> INSTRUCTION: Find the word "text" in the data. Return every line where it appears.

Stored dataset items
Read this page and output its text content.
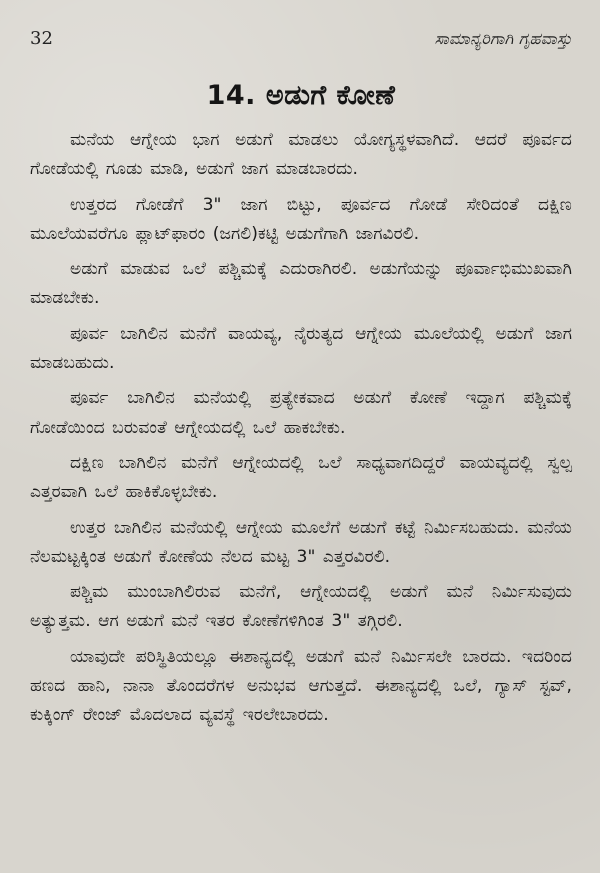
32	ಸಾಮಾನ್ಯರಿಗಾಗಿ ಗೃಹವಾಸ್ತು
14. ಅಡುಗೆ ಕೋಣೆ

ಮನೆಯ ಆಗ್ನೇಯ ಭಾಗ ಅಡುಗೆ ಮಾಡಲು ಯೋಗ್ಯಸ್ಥಳವಾಗಿದೆ. ಆದರೆ ಪೂರ್ವದ ಗೋಡೆಯಲ್ಲಿ ಗೂಡು ಮಾಡಿ, ಅಡುಗೆ ಜಾಗ ಮಾಡಬಾರದು.

ಉತ್ತರದ ಗೋಡೆಗೆ 3" ಜಾಗ ಬಿಟ್ಟು, ಪೂರ್ವದ ಗೋಡೆ ಸೇರಿದಂತೆ ದಕ್ಷಿಣ ಮೂಲೆಯವರೆಗೂ ಪ್ಲಾಟ್‌ಫಾರಂ (ಜಗಲಿ)ಕಟ್ಟಿ ಅಡುಗೆಗಾಗಿ ಜಾಗವಿರಲಿ.

ಅಡುಗೆ ಮಾಡುವ ಒಲೆ ಪಶ್ಚಿಮಕ್ಕೆ ಎದುರಾಗಿರಲಿ. ಅಡುಗೆಯನ್ನು ಪೂರ್ವಾಭಿಮುಖವಾಗಿ ಮಾಡಬೇಕು.

ಪೂರ್ವ ಬಾಗಿಲಿನ ಮನೆಗೆ ವಾಯವ್ಯ, ನೈರುತ್ಯದ ಆಗ್ನೇಯ ಮೂಲೆಯಲ್ಲಿ ಅಡುಗೆ ಜಾಗ ಮಾಡಬಹುದು.

ಪೂರ್ವ ಬಾಗಿಲಿನ ಮನೆಯಲ್ಲಿ ಪ್ರತ್ಯೇಕವಾದ ಅಡುಗೆ ಕೋಣೆ ಇದ್ದಾಗ ಪಶ್ಚಿಮಕ್ಕೆ ಗೋಡೆಯಿಂದ ಬರುವಂತೆ ಆಗ್ನೇಯದಲ್ಲಿ ಒಲೆ ಹಾಕಬೇಕು.

ದಕ್ಷಿಣ ಬಾಗಿಲಿನ ಮನೆಗೆ ಆಗ್ನೇಯದಲ್ಲಿ ಒಲೆ ಸಾಧ್ಯವಾಗದಿದ್ದರೆ ವಾಯವ್ಯದಲ್ಲಿ ಸ್ವಲ್ಪ ಎತ್ತರವಾಗಿ ಒಲೆ ಹಾಕಿಕೊಳ್ಳಬೇಕು.

ಉತ್ತರ ಬಾಗಿಲಿನ ಮನೆಯಲ್ಲಿ ಆಗ್ನೇಯ ಮೂಲೆಗೆ ಅಡುಗೆ ಕಟ್ಟೆ ನಿರ್ಮಿಸಬಹುದು. ಮನೆಯ ನೆಲಮಟ್ಟಕ್ಕಿಂತ ಅಡುಗೆ ಕೋಣೆಯ ನೆಲದ ಮಟ್ಟ 3" ಎತ್ತರವಿರಲಿ.

ಪಶ್ಚಿಮ ಮುಂಬಾಗಿಲಿರುವ ಮನೆಗೆ, ಆಗ್ನೇಯದಲ್ಲಿ ಅಡುಗೆ ಮನೆ ನಿರ್ಮಿಸುವುದು ಅತ್ಯುತ್ತಮ. ಆಗ ಅಡುಗೆ ಮನೆ ಇತರ ಕೋಣೆಗಳಿಗಿಂತ 3" ತಗ್ಗಿರಲಿ.

ಯಾವುದೇ ಪರಿಸ್ಥಿತಿಯಲ್ಲೂ ಈಶಾನ್ಯದಲ್ಲಿ ಅಡುಗೆ ಮನೆ ನಿರ್ಮಿಸಲೇ ಬಾರದು. ಇದರಿಂದ ಹಣದ ಹಾನಿ, ನಾನಾ ತೊಂದರೆಗಳ ಅನುಭವ ಆಗುತ್ತದೆ. ಈಶಾನ್ಯದಲ್ಲಿ ಒಲೆ, ಗ್ಯಾಸ್ ಸ್ಟವ್, ಕುಕ್ಕಿಂಗ್ ರೇಂಜ್ ಮೊದಲಾದ ವ್ಯವಸ್ಥೆ ಇರಲೇಬಾರದು.
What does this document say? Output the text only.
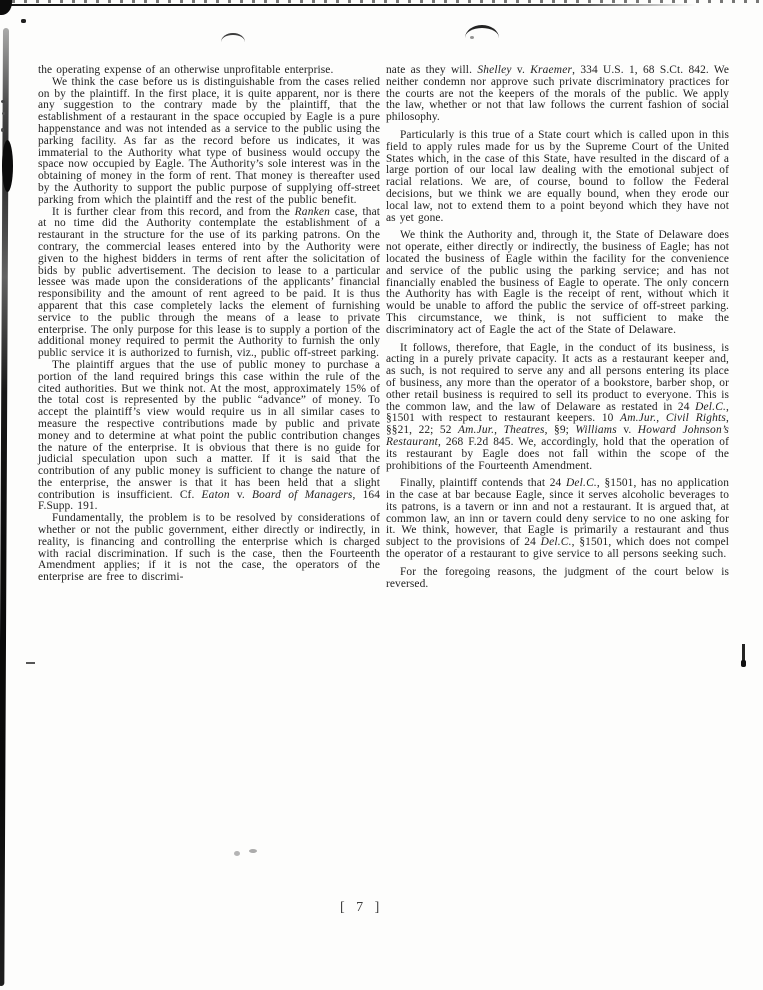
the operating expense of an otherwise unprofitable enterprise.

We think the case before us is distinguishable from the cases relied on by the plaintiff. In the first place, it is quite apparent, nor is there any suggestion to the contrary made by the plaintiff, that the establishment of a restaurant in the space occupied by Eagle is a pure happenstance and was not intended as a service to the public using the parking facility. As far as the record before us indicates, it was immaterial to the Authority what type of business would occupy the space now occupied by Eagle. The Authority’s sole interest was in the obtaining of money in the form of rent. That money is thereafter used by the Authority to support the public purpose of supplying off-street parking from which the plaintiff and the rest of the public benefit.

It is further clear from this record, and from the Ranken case, that at no time did the Authority contemplate the establishment of a restaurant in the structure for the use of its parking patrons. On the contrary, the commercial leases entered into by the Authority were given to the highest bidders in terms of rent after the solicitation of bids by public advertisement. The decision to lease to a particular lessee was made upon the considerations of the applicants’ financial responsibility and the amount of rent agreed to be paid. It is thus apparent that this case completely lacks the element of furnishing service to the public through the means of a lease to private enterprise. The only purpose for this lease is to supply a portion of the additional money required to permit the Authority to furnish the only public service it is authorized to furnish, viz., public off-street parking.

The plaintiff argues that the use of public money to purchase a portion of the land required brings this case within the rule of the cited authorities. But we think not. At the most, approximately 15% of the total cost is represented by the public “advance” of money. To accept the plaintiff’s view would require us in all similar cases to measure the respective contributions made by public and private money and to determine at what point the public contribution changes the nature of the enterprise. It is obvious that there is no guide for judicial speculation upon such a matter. If it is said that the contribution of any public money is sufficient to change the nature of the enterprise, the answer is that it has been held that a slight contribution is insufficient. Cf. Eaton v. Board of Managers, 164 F.Supp. 191.

Fundamentally, the problem is to be resolved by considerations of whether or not the public government, either directly or indirectly, in reality, is financing and controlling the enterprise which is charged with racial discrimination. If such is the case, then the Fourteenth Amendment applies; if it is not the case, the operators of the enterprise are free to discrimi-

nate as they will. Shelley v. Kraemer, 334 U.S. 1, 68 S.Ct. 842. We neither condemn nor approve such private discriminatory practices for the courts are not the keepers of the morals of the public. We apply the law, whether or not that law follows the current fashion of social philosophy.

Particularly is this true of a State court which is called upon in this field to apply rules made for us by the Supreme Court of the United States which, in the case of this State, have resulted in the discard of a large portion of our local law dealing with the emotional subject of racial relations. We are, of course, bound to follow the Federal decisions, but we think we are equally bound, when they erode our local law, not to extend them to a point beyond which they have not as yet gone.

We think the Authority and, through it, the State of Delaware does not operate, either directly or indirectly, the business of Eagle; has not located the business of Eagle within the facility for the convenience and service of the public using the parking service; and has not financially enabled the business of Eagle to operate. The only concern the Authority has with Eagle is the receipt of rent, without which it would be unable to afford the public the service of off-street parking. This circumstance, we think, is not sufficient to make the discriminatory act of Eagle the act of the State of Delaware.

It follows, therefore, that Eagle, in the conduct of its business, is acting in a purely private capacity. It acts as a restaurant keeper and, as such, is not required to serve any and all persons entering its place of business, any more than the operator of a bookstore, barber shop, or other retail business is required to sell its product to everyone. This is the common law, and the law of Delaware as restated in 24 Del.C., §1501 with respect to restaurant keepers. 10 Am.Jur., Civil Rights, §§21, 22; 52 Am.Jur., Theatres, §9; Williams v. Howard Johnson’s Restaurant, 268 F.2d 845. We, accordingly, hold that the operation of its restaurant by Eagle does not fall within the scope of the prohibitions of the Fourteenth Amendment.

Finally, plaintiff contends that 24 Del.C., §1501, has no application in the case at bar because Eagle, since it serves alcoholic beverages to its patrons, is a tavern or inn and not a restaurant. It is argued that, at common law, an inn or tavern could deny service to no one asking for it. We think, however, that Eagle is primarily a restaurant and thus subject to the provisions of 24 Del.C., §1501, which does not compel the operator of a restaurant to give service to all persons seeking such.

For the foregoing reasons, the judgment of the court below is reversed.

[ 7 ]
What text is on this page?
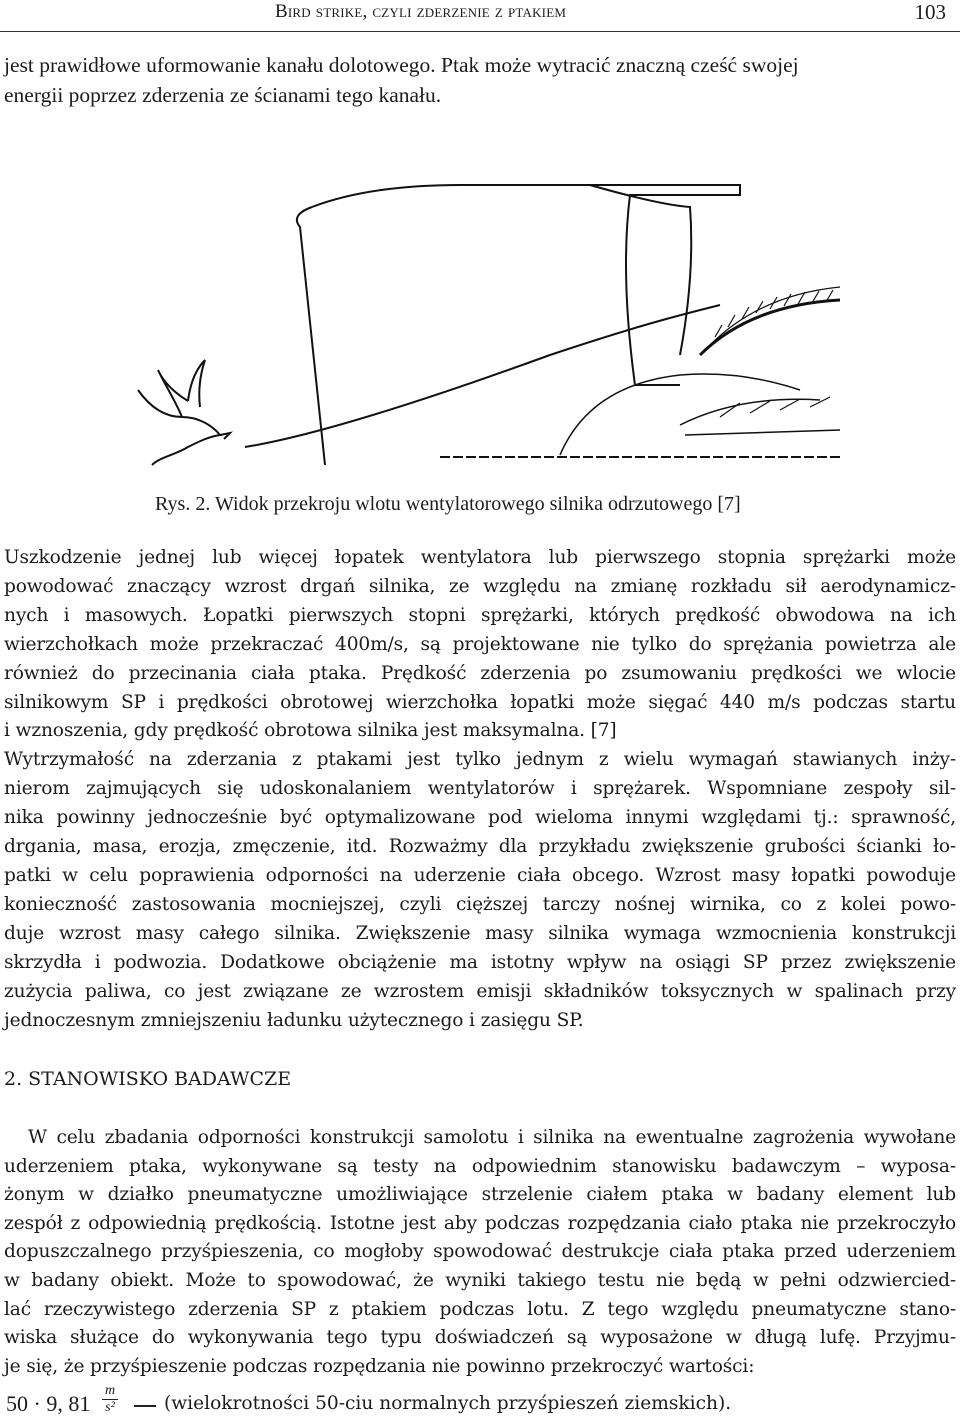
Bird strike, czyli zderzenie z ptakiem	103
jest prawidłowe uformowanie kanału dolotowego. Ptak może wytracić znaczną cześć swojej
energii poprzez zderzenia ze ścianami tego kanału.
Rys. 2. Widok przekroju wlotu wentylatorowego silnika odrzutowego [7]
Uszkodzenie jednej lub więcej łopatek wentylatora lub pierwszego stopnia sprężarki może
powodować znaczący wzrost drgań silnika, ze względu na zmianę rozkładu sił aerodynamicz-
nych i masowych. Łopatki pierwszych stopni sprężarki, których prędkość obwodowa na ich
wierzchołkach może przekraczać 400m/s, są projektowane nie tylko do sprężania powietrza ale
również do przecinania ciała ptaka. Prędkość zderzenia po zsumowaniu prędkości we wlocie
silnikowym SP i prędkości obrotowej wierzchołka łopatki może sięgać 440 m/s podczas startu
i wznoszenia, gdy prędkość obrotowa silnika jest maksymalna. [7]
Wytrzymałość na zderzania z ptakami jest tylko jednym z wielu wymagań stawianych inży-
nierom zajmujących się udoskonalaniem wentylatorów i sprężarek. Wspomniane zespoły sil-
nika powinny jednocześnie być optymalizowane pod wieloma innymi względami tj.: sprawność,
drgania, masa, erozja, zmęczenie, itd. Rozważmy dla przykładu zwiększenie grubości ścianki ło-
patki w celu poprawienia odporności na uderzenie ciała obcego. Wzrost masy łopatki powoduje
konieczność zastosowania mocniejszej, czyli cięższej tarczy nośnej wirnika, co z kolei powo-
duje wzrost masy całego silnika. Zwiększenie masy silnika wymaga wzmocnienia konstrukcji
skrzydła i podwozia. Dodatkowe obciążenie ma istotny wpływ na osiągi SP przez zwiększenie
zużycia paliwa, co jest związane ze wzrostem emisji składników toksycznych w spalinach przy
jednoczesnym zmniejszeniu ładunku użytecznego i zasięgu SP.
2. STANOWISKO BADAWCZE
W celu zbadania odporności konstrukcji samolotu i silnika na ewentualne zagrożenia wywołane
uderzeniem ptaka, wykonywane są testy na odpowiednim stanowisku badawczym – wyposa-
żonym w działko pneumatyczne umożliwiające strzelenie ciałem ptaka w badany element lub
zespół z odpowiednią prędkością. Istotne jest aby podczas rozpędzania ciało ptaka nie przekroczyło
dopuszczalnego przyśpieszenia, co mogłoby spowodować destrukcje ciała ptaka przed uderzeniem
w badany obiekt. Może to spowodować, że wyniki takiego testu nie będą w pełni odzwiercied-
lać rzeczywistego zderzenia SP z ptakiem podczas lotu. Z tego względu pneumatyczne stano-
wiska służące do wykonywania tego typu doświadczeń są wyposażone w długą lufę. Przyjmu-
je się, że przyśpieszenie podczas rozpędzania nie powinno przekroczyć wartości:
50 · 9, $81 \frac{m}{\text{s²}}$ (wielokrotności 50-ciu normalnych przyśpieszeń ziemskich).
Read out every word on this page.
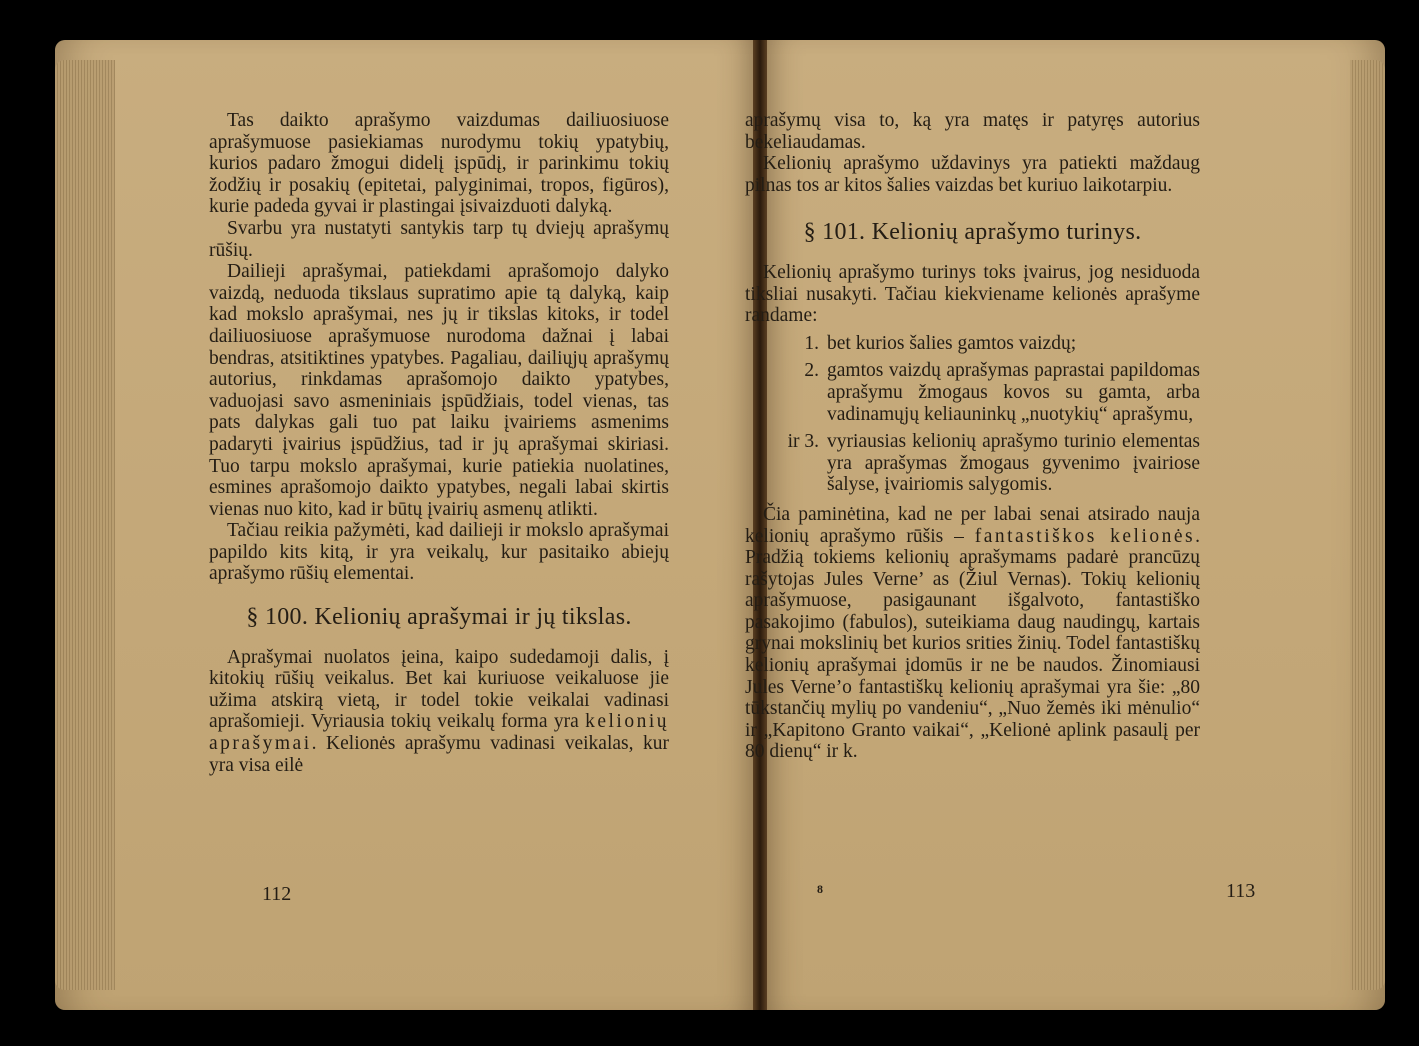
Tas daikto aprašymo vaizdumas dailiuosiuose aprašymuose pasiekiamas nurodymu tokių ypatybių, kurios padaro žmogui didelį įspūdį, ir parinkimu tokių žodžių ir posakių (epitetai, palyginimai, tropos, figūros), kurie padeda gyvai ir plastingai įsivaizduoti dalyką.

Svarbu yra nustatyti santykis tarp tų dviejų aprašymų rūšių.

Dailieji aprašymai, patiekdami aprašomojo dalyko vaizdą, neduoda tikslaus supratimo apie tą dalyką, kaip kad mokslo aprašymai, nes jų ir tikslas kitoks, ir todel dailiuosiuose aprašymuose nurodoma dažnai į labai bendras, atsitiktines ypatybes. Pagaliau, dailiųjų aprašymų autorius, rinkdamas aprašomojo daikto ypatybes, vaduojasi savo asmeniniais įspūdžiais, todel vienas, tas pats dalykas gali tuo pat laiku įvairiems asmenims padaryti įvairius įspūdžius, tad ir jų aprašymai skiriasi. Tuo tarpu mokslo aprašymai, kurie patiekia nuolatines, esmines aprašomojo daikto ypatybes, negali labai skirtis vienas nuo kito, kad ir būtų įvairių asmenų atlikti.

Tačiau reikia pažymėti, kad dailieji ir mokslo aprašymai papildo kits kitą, ir yra veikalų, kur pasitaiko abiejų aprašymo rūšių elementai.

§ 100. Kelionių aprašymai ir jų tikslas.

Aprašymai nuolatos įeina, kaipo sudedamoji dalis, į kitokių rūšių veikalus. Bet kai kuriuose veikaluose jie užima atskirą vietą, ir todel tokie veikalai vadinasi aprašomieji. Vyriausia tokių veikalų forma yra kelionių aprašymai. Kelionės aprašymu vadinasi veikalas, kur yra visa eilė

112

aprašymų visa to, ką yra matęs ir patyręs autorius bekeliaudamas.

Kelionių aprašymo uždavinys yra patiekti maždaug pilnas tos ar kitos šalies vaizdas bet kuriuo laikotarpiu.

§ 101. Kelionių aprašymo turinys.

Kelionių aprašymo turinys toks įvairus, jog nesiduoda tiksliai nusakyti. Tačiau kiekviename kelionės aprašyme randame:

1. bet kurios šalies gamtos vaizdų;
2. gamtos vaizdų aprašymas paprastai papildomas aprašymu žmogaus kovos su gamta, arba vadinamųjų keliauninkų „nuotykių“ aprašymu,
ir 3. vyriausias kelionių aprašymo turinio elementas yra aprašymas žmogaus gyvenimo įvairiose šalyse, įvairiomis salygomis.

Čia paminėtina, kad ne per labai senai atsirado nauja kelionių aprašymo rūšis – fantastiškos kelionės. Pradžią tokiems kelionių aprašymams padarė prancūzų rašytojas Jules Verne’ as (Žiul Vernas). Tokių kelionių aprašymuose, pasigaunant išgalvoto, fantastiško pasakojimo (fabulos), suteikiama daug naudingų, kartais grynai mokslinių bet kurios srities žinių. Todel fantastiškų kelionių aprašymai įdomūs ir ne be naudos. Žinomiausi Jules Verne’o fantastiškų kelionių aprašymai yra šie: „80 tūkstančių mylių po vandeniu“, „Nuo žemės iki mėnulio“ ir „Kapitono Granto vaikai“, „Kelionė aplink pasaulį per 80 dienų“ ir k.

8	113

> TASK ANSWER:
Read this page and output its text content.
What does this document say? Output the text only.
What text is on this page?
50 · 9, $81 \frac{m}{\text{s²}}$ (wielokrotności 50-ciu normalnych przyśpieszeń ziemskich).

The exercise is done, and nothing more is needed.